-- Stated problem --
Each entry below is to be given again word for word, with no pictures.

-- Source data --
┌──
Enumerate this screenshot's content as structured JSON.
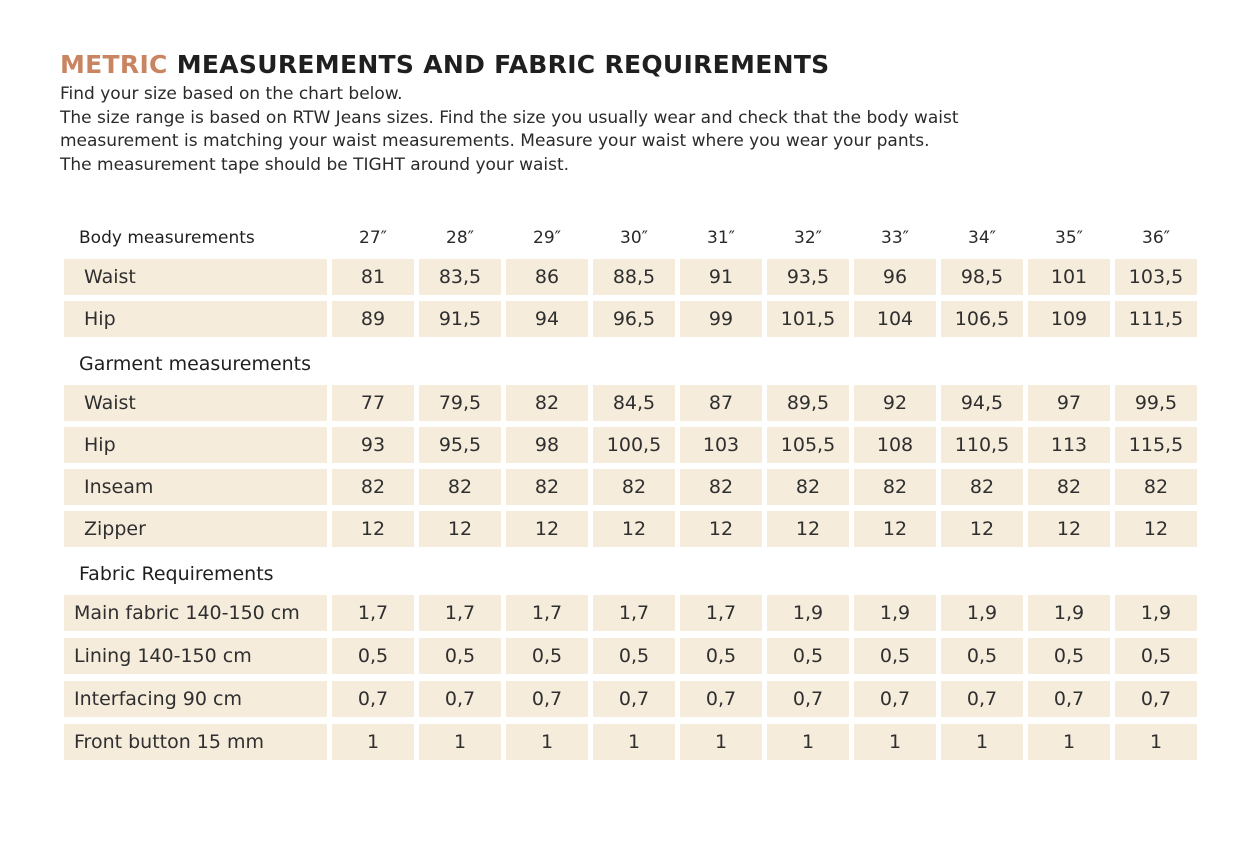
{
  "title": {
    "accent": "METRIC",
    "rest": " MEASUREMENTS AND FABRIC REQUIREMENTS"
  },
  "intro": [
    "Find your size based on the chart below.",
    "The size range is based on RTW Jeans sizes. Find the size you usually wear and check that the body waist",
    "measurement is matching your waist measurements. Measure your waist where you wear your pants.",
    "The measurement tape should be TIGHT around your waist."
  ],
  "body": {
    "label": "Body measurements",
    "sizes": [
      "27″",
      "28″",
      "29″",
      "30″",
      "31″",
      "32″",
      "33″",
      "34″",
      "35″",
      "36″"
    ],
    "rows": [
      {
        "label": "Waist",
        "values": [
          "81",
          "83,5",
          "86",
          "88,5",
          "91",
          "93,5",
          "96",
          "98,5",
          "101",
          "103,5"
        ]
      },
      {
        "label": "Hip",
        "values": [
          "89",
          "91,5",
          "94",
          "96,5",
          "99",
          "101,5",
          "104",
          "106,5",
          "109",
          "111,5"
        ]
      }
    ]
  },
  "garment": {
    "label": "Garment measurements",
    "rows": [
      {
        "label": "Waist",
        "values": [
          "77",
          "79,5",
          "82",
          "84,5",
          "87",
          "89,5",
          "92",
          "94,5",
          "97",
          "99,5"
        ]
      },
      {
        "label": "Hip",
        "values": [
          "93",
          "95,5",
          "98",
          "100,5",
          "103",
          "105,5",
          "108",
          "110,5",
          "113",
          "115,5"
        ]
      },
      {
        "label": "Inseam",
        "values": [
          "82",
          "82",
          "82",
          "82",
          "82",
          "82",
          "82",
          "82",
          "82",
          "82"
        ]
      },
      {
        "label": "Zipper",
        "values": [
          "12",
          "12",
          "12",
          "12",
          "12",
          "12",
          "12",
          "12",
          "12",
          "12"
        ]
      }
    ]
  },
  "fabric": {
    "label": "Fabric Requirements",
    "rows": [
      {
        "label": "Main fabric 140-150 cm",
        "values": [
          "1,7",
          "1,7",
          "1,7",
          "1,7",
          "1,7",
          "1,9",
          "1,9",
          "1,9",
          "1,9",
          "1,9"
        ]
      },
      {
        "label": "Lining 140-150 cm",
        "values": [
          "0,5",
          "0,5",
          "0,5",
          "0,5",
          "0,5",
          "0,5",
          "0,5",
          "0,5",
          "0,5",
          "0,5"
        ]
      },
      {
        "label": "Interfacing 90 cm",
        "values": [
          "0,7",
          "0,7",
          "0,7",
          "0,7",
          "0,7",
          "0,7",
          "0,7",
          "0,7",
          "0,7",
          "0,7"
        ]
      },
      {
        "label": "Front button 15 mm",
        "values": [
          "1",
          "1",
          "1",
          "1",
          "1",
          "1",
          "1",
          "1",
          "1",
          "1"
        ]
      }
    ]
  },
  "colors": {
    "accent": "#c98562",
    "cell_background": "#f5ecdc",
    "text": "#2b2b2b"
  }
}
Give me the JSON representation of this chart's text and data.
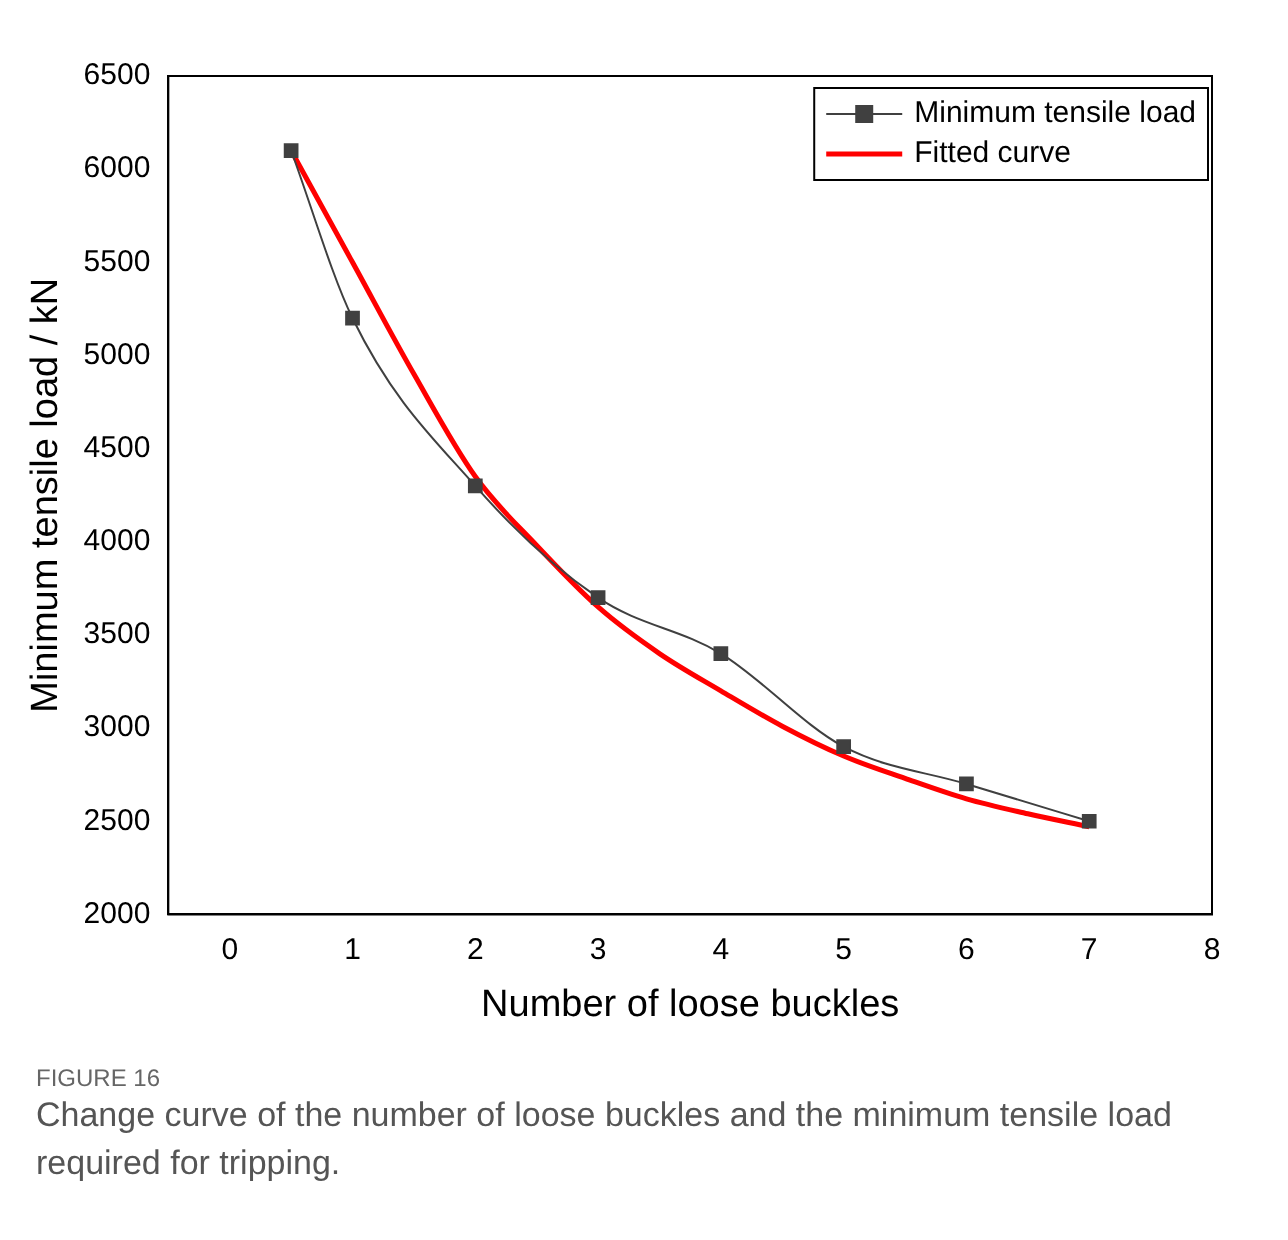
└──
-- Written answer --
Enumerate this screenshot's content as structured JSON.
{
  "title": {
    "accent": "METRIC",
    "rest": " MEASUREMENTS AND FABRIC REQUIREMENTS"
  },
  "intro": [
    "Find your size based on the chart below.",
    "The size range is based on RTW Jeans sizes. Find the size you usually wear and check that the body waist",
    "measurement is matching your waist measurements. Measure your waist where you wear your pants.",
    "The measurement tape should be TIGHT around your waist."
  ],
  "body": {
    "label": "Body measurements",
    "sizes": [
      "27″",
      "28″",
      "29″",
      "30″",
      "31″",
      "32″",
      "33″",
      "34″",
      "35″",
      "36″"
    ],
    "rows": [
      {
        "label": "Waist",
        "values": [
          "81",
          "83,5",
          "86",
          "88,5",
          "91",
          "93,5",
          "96",
          "98,5",
          "101",
          "103,5"
        ]
      },
      {
        "label": "Hip",
        "values": [
          "89",
          "91,5",
          "94",
          "96,5",
          "99",
          "101,5",
          "104",
          "106,5",
          "109",
          "111,5"
        ]
      }
    ]
  },
  "garment": {
    "label": "Garment measurements",
    "rows": [
      {
        "label": "Waist",
        "values": [
          "77",
          "79,5",
          "82",
          "84,5",
          "87",
          "89,5",
          "92",
          "94,5",
          "97",
          "99,5"
        ]
      },
      {
        "label": "Hip",
        "values": [
          "93",
          "95,5",
          "98",
          "100,5",
          "103",
          "105,5",
          "108",
          "110,5",
          "113",
          "115,5"
        ]
      },
      {
        "label": "Inseam",
        "values": [
          "82",
          "82",
          "82",
          "82",
          "82",
          "82",
          "82",
          "82",
          "82",
          "82"
        ]
      },
      {
        "label": "Zipper",
        "values": [
          "12",
          "12",
          "12",
          "12",
          "12",
          "12",
          "12",
          "12",
          "12",
          "12"
        ]
      }
    ]
  },
  "fabric": {
    "label": "Fabric Requirements",
    "rows": [
      {
        "label": "Main fabric 140-150 cm",
        "values": [
          "1,7",
          "1,7",
          "1,7",
          "1,7",
          "1,7",
          "1,9",
          "1,9",
          "1,9",
          "1,9",
          "1,9"
        ]
      },
      {
        "label": "Lining 140-150 cm",
        "values": [
          "0,5",
          "0,5",
          "0,5",
          "0,5",
          "0,5",
          "0,5",
          "0,5",
          "0,5",
          "0,5",
          "0,5"
        ]
      },
      {
        "label": "Interfacing 90 cm",
        "values": [
          "0,7",
          "0,7",
          "0,7",
          "0,7",
          "0,7",
          "0,7",
          "0,7",
          "0,7",
          "0,7",
          "0,7"
        ]
      },
      {
        "label": "Front button 15 mm",
        "values": [
          "1",
          "1",
          "1",
          "1",
          "1",
          "1",
          "1",
          "1",
          "1",
          "1"
        ]
      }
    ]
  },
  "colors": {
    "accent": "#c98562",
    "cell_background": "#f5ecdc",
    "text": "#2b2b2b"
  }
}
Give me the JSON representation of this chart's text and data.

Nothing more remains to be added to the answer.